§ Your goal: Within the records below, find each line that holds the string "ylabel", then copy it.

§ Raw data:
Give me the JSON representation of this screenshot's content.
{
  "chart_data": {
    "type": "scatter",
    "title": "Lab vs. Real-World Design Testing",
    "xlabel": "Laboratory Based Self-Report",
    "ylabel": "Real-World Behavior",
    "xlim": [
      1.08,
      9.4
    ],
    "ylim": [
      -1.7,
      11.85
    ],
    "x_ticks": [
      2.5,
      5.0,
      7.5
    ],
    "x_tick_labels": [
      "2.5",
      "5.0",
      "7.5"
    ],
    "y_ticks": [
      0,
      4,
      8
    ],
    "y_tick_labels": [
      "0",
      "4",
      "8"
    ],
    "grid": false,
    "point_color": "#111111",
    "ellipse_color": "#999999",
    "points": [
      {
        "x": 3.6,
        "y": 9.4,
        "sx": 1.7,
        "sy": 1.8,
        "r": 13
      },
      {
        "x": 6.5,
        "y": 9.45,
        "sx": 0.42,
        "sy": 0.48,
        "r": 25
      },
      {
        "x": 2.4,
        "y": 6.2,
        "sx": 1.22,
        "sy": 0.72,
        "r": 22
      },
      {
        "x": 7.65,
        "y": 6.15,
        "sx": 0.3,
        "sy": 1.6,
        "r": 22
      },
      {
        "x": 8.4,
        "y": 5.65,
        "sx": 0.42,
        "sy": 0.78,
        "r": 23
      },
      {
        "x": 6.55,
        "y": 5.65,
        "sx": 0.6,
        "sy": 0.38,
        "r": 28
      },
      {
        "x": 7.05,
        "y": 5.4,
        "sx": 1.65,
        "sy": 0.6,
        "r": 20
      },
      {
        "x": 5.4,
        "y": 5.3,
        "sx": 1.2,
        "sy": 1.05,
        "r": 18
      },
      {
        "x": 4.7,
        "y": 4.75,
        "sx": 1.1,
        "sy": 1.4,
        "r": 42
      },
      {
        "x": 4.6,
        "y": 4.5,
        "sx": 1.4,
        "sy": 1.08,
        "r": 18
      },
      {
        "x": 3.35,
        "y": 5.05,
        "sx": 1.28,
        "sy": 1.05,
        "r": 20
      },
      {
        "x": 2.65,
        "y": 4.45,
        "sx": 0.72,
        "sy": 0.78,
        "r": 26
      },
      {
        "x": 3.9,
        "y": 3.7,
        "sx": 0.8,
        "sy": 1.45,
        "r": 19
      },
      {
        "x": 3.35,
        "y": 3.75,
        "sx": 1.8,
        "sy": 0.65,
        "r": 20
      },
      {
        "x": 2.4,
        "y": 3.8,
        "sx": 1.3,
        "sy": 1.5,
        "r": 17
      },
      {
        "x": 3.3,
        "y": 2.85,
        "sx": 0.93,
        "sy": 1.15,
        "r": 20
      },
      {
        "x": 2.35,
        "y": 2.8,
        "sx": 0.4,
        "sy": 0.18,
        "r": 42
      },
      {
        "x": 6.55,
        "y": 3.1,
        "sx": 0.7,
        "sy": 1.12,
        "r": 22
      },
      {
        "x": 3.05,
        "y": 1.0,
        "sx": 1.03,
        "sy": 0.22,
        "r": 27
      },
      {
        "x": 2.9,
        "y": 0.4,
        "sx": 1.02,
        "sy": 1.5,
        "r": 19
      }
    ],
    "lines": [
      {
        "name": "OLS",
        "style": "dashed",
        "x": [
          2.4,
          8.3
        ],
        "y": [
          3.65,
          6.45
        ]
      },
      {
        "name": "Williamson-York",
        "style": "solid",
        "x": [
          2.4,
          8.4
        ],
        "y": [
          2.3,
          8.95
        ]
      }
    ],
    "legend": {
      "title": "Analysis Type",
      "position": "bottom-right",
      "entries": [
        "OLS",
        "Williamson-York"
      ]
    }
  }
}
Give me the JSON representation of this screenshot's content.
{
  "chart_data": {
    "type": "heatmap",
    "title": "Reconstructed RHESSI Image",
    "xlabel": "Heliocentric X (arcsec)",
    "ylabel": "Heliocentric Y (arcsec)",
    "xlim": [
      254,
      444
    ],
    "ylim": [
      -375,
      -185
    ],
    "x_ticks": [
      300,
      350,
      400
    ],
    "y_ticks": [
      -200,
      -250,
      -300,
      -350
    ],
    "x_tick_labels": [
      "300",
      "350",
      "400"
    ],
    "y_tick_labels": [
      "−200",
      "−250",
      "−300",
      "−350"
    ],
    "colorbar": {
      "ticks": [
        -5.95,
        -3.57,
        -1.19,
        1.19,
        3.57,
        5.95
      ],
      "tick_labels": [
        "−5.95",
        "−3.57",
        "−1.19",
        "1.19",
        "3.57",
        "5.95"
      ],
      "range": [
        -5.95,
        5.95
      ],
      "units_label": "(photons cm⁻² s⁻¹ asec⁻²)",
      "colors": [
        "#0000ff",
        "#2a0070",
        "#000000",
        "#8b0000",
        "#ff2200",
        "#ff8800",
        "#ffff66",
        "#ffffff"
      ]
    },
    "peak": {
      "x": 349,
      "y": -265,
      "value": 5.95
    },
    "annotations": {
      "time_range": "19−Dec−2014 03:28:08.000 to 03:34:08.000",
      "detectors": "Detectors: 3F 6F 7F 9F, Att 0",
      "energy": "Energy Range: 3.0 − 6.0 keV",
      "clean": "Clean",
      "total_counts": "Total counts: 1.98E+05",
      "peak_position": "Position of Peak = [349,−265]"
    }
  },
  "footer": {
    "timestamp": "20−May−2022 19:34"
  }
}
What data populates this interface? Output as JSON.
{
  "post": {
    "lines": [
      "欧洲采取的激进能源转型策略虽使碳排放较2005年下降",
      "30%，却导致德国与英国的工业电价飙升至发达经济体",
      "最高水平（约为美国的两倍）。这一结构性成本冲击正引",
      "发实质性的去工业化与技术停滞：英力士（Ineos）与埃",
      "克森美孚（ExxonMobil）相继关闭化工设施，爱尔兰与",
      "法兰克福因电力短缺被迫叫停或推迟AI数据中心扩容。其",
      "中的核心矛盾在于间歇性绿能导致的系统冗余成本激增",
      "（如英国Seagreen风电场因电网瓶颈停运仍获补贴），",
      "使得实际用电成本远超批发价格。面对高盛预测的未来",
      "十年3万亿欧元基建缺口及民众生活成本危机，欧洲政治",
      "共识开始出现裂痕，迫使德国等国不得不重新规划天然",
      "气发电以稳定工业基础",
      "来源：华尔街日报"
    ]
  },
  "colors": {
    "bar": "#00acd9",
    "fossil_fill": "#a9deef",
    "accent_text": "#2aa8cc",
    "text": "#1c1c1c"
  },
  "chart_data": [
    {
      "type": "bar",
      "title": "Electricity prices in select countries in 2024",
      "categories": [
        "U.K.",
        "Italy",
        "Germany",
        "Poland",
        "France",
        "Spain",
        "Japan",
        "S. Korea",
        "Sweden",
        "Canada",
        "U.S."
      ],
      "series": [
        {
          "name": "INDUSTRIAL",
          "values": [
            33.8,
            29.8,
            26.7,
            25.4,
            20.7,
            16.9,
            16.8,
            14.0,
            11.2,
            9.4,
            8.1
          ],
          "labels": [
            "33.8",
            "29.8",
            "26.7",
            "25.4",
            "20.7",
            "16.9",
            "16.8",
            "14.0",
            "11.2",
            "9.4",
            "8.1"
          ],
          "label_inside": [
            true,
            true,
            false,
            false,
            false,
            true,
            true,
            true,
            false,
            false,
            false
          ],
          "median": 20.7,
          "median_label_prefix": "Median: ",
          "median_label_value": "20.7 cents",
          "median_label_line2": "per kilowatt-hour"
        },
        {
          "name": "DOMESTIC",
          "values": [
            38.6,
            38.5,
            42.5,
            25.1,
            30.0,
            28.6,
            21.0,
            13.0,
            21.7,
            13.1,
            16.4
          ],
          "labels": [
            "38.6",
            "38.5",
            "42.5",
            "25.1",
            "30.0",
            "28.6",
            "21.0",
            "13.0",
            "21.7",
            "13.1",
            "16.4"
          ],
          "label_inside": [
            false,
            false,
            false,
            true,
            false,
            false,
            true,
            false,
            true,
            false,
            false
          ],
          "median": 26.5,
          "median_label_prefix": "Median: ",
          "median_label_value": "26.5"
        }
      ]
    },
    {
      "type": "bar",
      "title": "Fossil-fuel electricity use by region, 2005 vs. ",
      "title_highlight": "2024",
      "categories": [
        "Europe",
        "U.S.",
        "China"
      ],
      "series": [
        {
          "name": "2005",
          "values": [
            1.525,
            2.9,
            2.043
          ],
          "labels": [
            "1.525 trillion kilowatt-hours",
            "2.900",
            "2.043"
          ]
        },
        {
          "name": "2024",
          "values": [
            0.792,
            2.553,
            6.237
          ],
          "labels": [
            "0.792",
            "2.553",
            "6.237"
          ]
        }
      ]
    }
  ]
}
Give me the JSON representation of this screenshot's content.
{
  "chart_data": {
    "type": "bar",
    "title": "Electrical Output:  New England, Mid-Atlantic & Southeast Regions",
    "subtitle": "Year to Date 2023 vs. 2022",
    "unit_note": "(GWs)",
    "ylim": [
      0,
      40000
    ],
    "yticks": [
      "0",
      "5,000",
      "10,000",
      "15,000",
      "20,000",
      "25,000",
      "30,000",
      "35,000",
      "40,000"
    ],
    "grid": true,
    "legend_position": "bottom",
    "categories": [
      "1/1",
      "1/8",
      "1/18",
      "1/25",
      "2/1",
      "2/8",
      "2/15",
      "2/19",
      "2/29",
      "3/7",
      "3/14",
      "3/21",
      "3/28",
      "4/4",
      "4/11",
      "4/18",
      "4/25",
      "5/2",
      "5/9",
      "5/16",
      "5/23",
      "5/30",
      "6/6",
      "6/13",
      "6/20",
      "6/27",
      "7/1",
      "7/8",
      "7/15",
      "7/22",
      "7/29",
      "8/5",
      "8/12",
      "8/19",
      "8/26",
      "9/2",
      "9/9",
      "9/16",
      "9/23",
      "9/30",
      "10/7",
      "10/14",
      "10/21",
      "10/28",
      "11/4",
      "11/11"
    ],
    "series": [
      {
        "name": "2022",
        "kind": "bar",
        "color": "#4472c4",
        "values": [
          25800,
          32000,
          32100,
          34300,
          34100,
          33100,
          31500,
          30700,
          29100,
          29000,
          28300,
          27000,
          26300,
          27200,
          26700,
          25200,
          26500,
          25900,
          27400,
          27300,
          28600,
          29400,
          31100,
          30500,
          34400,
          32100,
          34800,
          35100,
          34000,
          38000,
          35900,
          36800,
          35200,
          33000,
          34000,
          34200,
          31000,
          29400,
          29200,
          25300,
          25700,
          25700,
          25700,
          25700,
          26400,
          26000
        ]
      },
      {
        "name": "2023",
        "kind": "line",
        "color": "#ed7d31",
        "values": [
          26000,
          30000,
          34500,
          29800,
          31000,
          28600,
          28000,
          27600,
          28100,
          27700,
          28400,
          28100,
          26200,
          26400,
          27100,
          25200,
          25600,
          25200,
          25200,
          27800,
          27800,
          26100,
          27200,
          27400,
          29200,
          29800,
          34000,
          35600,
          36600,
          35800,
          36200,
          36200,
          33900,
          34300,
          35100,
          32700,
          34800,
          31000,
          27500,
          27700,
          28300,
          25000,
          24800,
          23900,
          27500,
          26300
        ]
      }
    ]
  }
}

§ Full output:
    "ylabel": "Real-World Behavior",
    "ylabel": "Heliocentric Y (arcsec)",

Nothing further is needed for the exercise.